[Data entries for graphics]
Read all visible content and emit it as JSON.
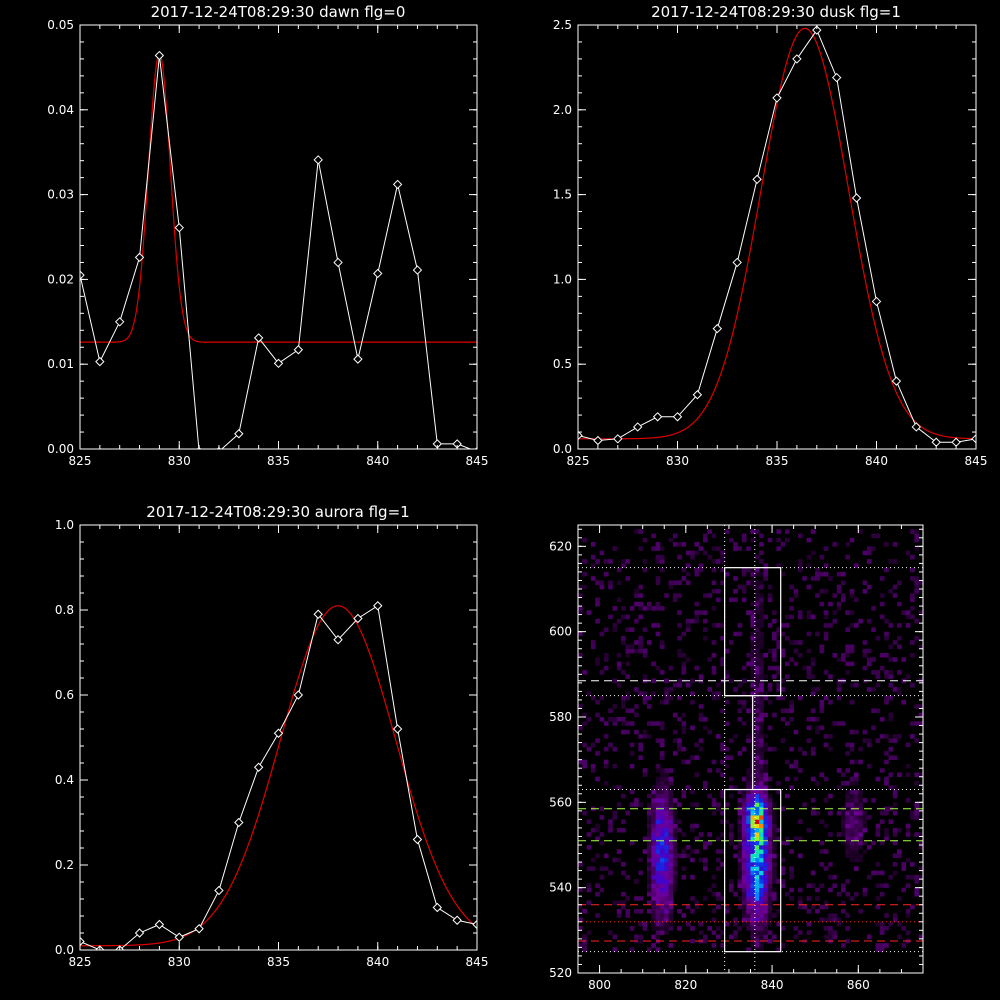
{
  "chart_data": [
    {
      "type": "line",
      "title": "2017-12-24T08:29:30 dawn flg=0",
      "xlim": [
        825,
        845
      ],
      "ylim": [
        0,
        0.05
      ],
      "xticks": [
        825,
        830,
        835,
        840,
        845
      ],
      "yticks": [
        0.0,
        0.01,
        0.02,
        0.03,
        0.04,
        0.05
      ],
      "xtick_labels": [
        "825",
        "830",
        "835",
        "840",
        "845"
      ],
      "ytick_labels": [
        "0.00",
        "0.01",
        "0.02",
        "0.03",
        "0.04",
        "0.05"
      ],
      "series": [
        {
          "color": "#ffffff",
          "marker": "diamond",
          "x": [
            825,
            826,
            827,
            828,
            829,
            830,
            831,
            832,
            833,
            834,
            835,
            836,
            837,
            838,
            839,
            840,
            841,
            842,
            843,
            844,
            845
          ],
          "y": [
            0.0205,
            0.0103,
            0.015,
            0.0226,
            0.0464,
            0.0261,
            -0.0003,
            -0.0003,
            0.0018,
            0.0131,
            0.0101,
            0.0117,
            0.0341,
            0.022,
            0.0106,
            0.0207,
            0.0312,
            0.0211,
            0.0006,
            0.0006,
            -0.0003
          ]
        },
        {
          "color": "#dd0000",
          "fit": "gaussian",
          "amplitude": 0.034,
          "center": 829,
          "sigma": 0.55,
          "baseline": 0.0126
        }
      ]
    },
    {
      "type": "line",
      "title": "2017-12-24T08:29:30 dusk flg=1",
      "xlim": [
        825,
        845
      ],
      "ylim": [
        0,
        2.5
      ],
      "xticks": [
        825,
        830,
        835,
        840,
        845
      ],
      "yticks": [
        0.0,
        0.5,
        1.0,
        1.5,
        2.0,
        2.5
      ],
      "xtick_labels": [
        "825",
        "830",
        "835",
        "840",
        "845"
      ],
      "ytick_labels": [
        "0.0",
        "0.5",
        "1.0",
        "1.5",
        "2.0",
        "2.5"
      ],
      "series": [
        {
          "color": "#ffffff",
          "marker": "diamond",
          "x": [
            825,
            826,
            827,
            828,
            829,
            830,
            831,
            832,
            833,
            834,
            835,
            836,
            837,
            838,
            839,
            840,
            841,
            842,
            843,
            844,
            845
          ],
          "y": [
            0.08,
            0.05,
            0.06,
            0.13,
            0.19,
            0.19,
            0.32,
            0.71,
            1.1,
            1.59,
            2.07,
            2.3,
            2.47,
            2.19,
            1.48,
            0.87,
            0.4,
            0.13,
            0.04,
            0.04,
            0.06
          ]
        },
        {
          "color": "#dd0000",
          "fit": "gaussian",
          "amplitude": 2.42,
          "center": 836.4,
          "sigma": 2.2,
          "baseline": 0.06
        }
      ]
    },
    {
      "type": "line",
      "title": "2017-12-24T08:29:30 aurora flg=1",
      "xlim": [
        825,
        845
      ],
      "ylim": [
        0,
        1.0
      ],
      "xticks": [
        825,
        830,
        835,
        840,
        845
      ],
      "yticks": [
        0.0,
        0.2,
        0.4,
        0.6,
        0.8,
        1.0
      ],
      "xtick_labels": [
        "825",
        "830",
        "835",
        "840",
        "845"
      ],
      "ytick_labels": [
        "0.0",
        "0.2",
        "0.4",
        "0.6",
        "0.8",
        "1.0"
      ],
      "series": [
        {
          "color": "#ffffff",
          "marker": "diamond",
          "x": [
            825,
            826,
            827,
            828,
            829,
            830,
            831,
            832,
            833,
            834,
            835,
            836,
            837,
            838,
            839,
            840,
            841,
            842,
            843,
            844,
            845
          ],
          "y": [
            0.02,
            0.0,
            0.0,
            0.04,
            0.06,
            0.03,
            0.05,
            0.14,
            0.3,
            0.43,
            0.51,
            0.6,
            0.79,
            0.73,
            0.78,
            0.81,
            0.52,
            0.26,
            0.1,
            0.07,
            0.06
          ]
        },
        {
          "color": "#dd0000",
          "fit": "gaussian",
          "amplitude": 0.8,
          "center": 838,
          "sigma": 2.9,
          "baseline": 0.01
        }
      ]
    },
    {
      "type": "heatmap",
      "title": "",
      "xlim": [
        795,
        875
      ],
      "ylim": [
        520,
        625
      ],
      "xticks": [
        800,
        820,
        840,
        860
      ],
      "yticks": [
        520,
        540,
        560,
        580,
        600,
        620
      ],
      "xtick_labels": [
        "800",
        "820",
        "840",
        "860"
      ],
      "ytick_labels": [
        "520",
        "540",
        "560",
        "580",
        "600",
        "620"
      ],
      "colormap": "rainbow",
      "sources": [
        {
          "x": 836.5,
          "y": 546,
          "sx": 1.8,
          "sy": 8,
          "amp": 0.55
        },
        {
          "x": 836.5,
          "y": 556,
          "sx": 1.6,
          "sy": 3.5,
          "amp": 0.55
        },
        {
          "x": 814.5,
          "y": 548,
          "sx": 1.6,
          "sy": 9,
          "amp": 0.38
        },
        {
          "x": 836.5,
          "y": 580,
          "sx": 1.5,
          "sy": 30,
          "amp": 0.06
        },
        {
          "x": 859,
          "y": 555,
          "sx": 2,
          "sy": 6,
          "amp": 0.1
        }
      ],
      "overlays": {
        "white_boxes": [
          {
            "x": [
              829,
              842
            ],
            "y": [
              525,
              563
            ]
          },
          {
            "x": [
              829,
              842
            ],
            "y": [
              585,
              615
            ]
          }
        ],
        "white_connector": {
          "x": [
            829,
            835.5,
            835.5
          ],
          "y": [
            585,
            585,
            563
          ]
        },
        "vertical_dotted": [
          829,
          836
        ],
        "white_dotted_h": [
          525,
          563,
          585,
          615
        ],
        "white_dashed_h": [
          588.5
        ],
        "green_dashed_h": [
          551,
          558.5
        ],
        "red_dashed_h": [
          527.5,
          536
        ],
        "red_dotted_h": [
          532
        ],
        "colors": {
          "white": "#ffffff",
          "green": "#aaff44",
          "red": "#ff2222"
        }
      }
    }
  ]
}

### TO DO
Make an exact copy of every record, pictures excluded.

### OUTPUT FOR THIS EXERCISE
Read all visible content and emit it as JSON.
{
  "chart_data": [
    {
      "type": "line",
      "title": "2017-12-24T08:29:30 dawn flg=0",
      "xlim": [
        825,
        845
      ],
      "ylim": [
        0,
        0.05
      ],
      "xticks": [
        825,
        830,
        835,
        840,
        845
      ],
      "yticks": [
        0.0,
        0.01,
        0.02,
        0.03,
        0.04,
        0.05
      ],
      "xtick_labels": [
        "825",
        "830",
        "835",
        "840",
        "845"
      ],
      "ytick_labels": [
        "0.00",
        "0.01",
        "0.02",
        "0.03",
        "0.04",
        "0.05"
      ],
      "series": [
        {
          "color": "#ffffff",
          "marker": "diamond",
          "x": [
            825,
            826,
            827,
            828,
            829,
            830,
            831,
            832,
            833,
            834,
            835,
            836,
            837,
            838,
            839,
            840,
            841,
            842,
            843,
            844,
            845
          ],
          "y": [
            0.0205,
            0.0103,
            0.015,
            0.0226,
            0.0464,
            0.0261,
            -0.0003,
            -0.0003,
            0.0018,
            0.0131,
            0.0101,
            0.0117,
            0.0341,
            0.022,
            0.0106,
            0.0207,
            0.0312,
            0.0211,
            0.0006,
            0.0006,
            -0.0003
          ]
        },
        {
          "color": "#dd0000",
          "fit": "gaussian",
          "amplitude": 0.034,
          "center": 829,
          "sigma": 0.55,
          "baseline": 0.0126
        }
      ]
    },
    {
      "type": "line",
      "title": "2017-12-24T08:29:30 dusk flg=1",
      "xlim": [
        825,
        845
      ],
      "ylim": [
        0,
        2.5
      ],
      "xticks": [
        825,
        830,
        835,
        840,
        845
      ],
      "yticks": [
        0.0,
        0.5,
        1.0,
        1.5,
        2.0,
        2.5
      ],
      "xtick_labels": [
        "825",
        "830",
        "835",
        "840",
        "845"
      ],
      "ytick_labels": [
        "0.0",
        "0.5",
        "1.0",
        "1.5",
        "2.0",
        "2.5"
      ],
      "series": [
        {
          "color": "#ffffff",
          "marker": "diamond",
          "x": [
            825,
            826,
            827,
            828,
            829,
            830,
            831,
            832,
            833,
            834,
            835,
            836,
            837,
            838,
            839,
            840,
            841,
            842,
            843,
            844,
            845
          ],
          "y": [
            0.08,
            0.05,
            0.06,
            0.13,
            0.19,
            0.19,
            0.32,
            0.71,
            1.1,
            1.59,
            2.07,
            2.3,
            2.47,
            2.19,
            1.48,
            0.87,
            0.4,
            0.13,
            0.04,
            0.04,
            0.06
          ]
        },
        {
          "color": "#dd0000",
          "fit": "gaussian",
          "amplitude": 2.42,
          "center": 836.4,
          "sigma": 2.2,
          "baseline": 0.06
        }
      ]
    },
    {
      "type": "line",
      "title": "2017-12-24T08:29:30 aurora flg=1",
      "xlim": [
        825,
        845
      ],
      "ylim": [
        0,
        1.0
      ],
      "xticks": [
        825,
        830,
        835,
        840,
        845
      ],
      "yticks": [
        0.0,
        0.2,
        0.4,
        0.6,
        0.8,
        1.0
      ],
      "xtick_labels": [
        "825",
        "830",
        "835",
        "840",
        "845"
      ],
      "ytick_labels": [
        "0.0",
        "0.2",
        "0.4",
        "0.6",
        "0.8",
        "1.0"
      ],
      "series": [
        {
          "color": "#ffffff",
          "marker": "diamond",
          "x": [
            825,
            826,
            827,
            828,
            829,
            830,
            831,
            832,
            833,
            834,
            835,
            836,
            837,
            838,
            839,
            840,
            841,
            842,
            843,
            844,
            845
          ],
          "y": [
            0.02,
            0.0,
            0.0,
            0.04,
            0.06,
            0.03,
            0.05,
            0.14,
            0.3,
            0.43,
            0.51,
            0.6,
            0.79,
            0.73,
            0.78,
            0.81,
            0.52,
            0.26,
            0.1,
            0.07,
            0.06
          ]
        },
        {
          "color": "#dd0000",
          "fit": "gaussian",
          "amplitude": 0.8,
          "center": 838,
          "sigma": 2.9,
          "baseline": 0.01
        }
      ]
    },
    {
      "type": "heatmap",
      "title": "",
      "xlim": [
        795,
        875
      ],
      "ylim": [
        520,
        625
      ],
      "xticks": [
        800,
        820,
        840,
        860
      ],
      "yticks": [
        520,
        540,
        560,
        580,
        600,
        620
      ],
      "xtick_labels": [
        "800",
        "820",
        "840",
        "860"
      ],
      "ytick_labels": [
        "520",
        "540",
        "560",
        "580",
        "600",
        "620"
      ],
      "colormap": "rainbow",
      "sources": [
        {
          "x": 836.5,
          "y": 546,
          "sx": 1.8,
          "sy": 8,
          "amp": 0.55
        },
        {
          "x": 836.5,
          "y": 556,
          "sx": 1.6,
          "sy": 3.5,
          "amp": 0.55
        },
        {
          "x": 814.5,
          "y": 548,
          "sx": 1.6,
          "sy": 9,
          "amp": 0.38
        },
        {
          "x": 836.5,
          "y": 580,
          "sx": 1.5,
          "sy": 30,
          "amp": 0.06
        },
        {
          "x": 859,
          "y": 555,
          "sx": 2,
          "sy": 6,
          "amp": 0.1
        }
      ],
      "overlays": {
        "white_boxes": [
          {
            "x": [
              829,
              842
            ],
            "y": [
              525,
              563
            ]
          },
          {
            "x": [
              829,
              842
            ],
            "y": [
              585,
              615
            ]
          }
        ],
        "white_connector": {
          "x": [
            829,
            835.5,
            835.5
          ],
          "y": [
            585,
            585,
            563
          ]
        },
        "vertical_dotted": [
          829,
          836
        ],
        "white_dotted_h": [
          525,
          563,
          585,
          615
        ],
        "white_dashed_h": [
          588.5
        ],
        "green_dashed_h": [
          551,
          558.5
        ],
        "red_dashed_h": [
          527.5,
          536
        ],
        "red_dotted_h": [
          532
        ],
        "colors": {
          "white": "#ffffff",
          "green": "#aaff44",
          "red": "#ff2222"
        }
      }
    }
  ]
}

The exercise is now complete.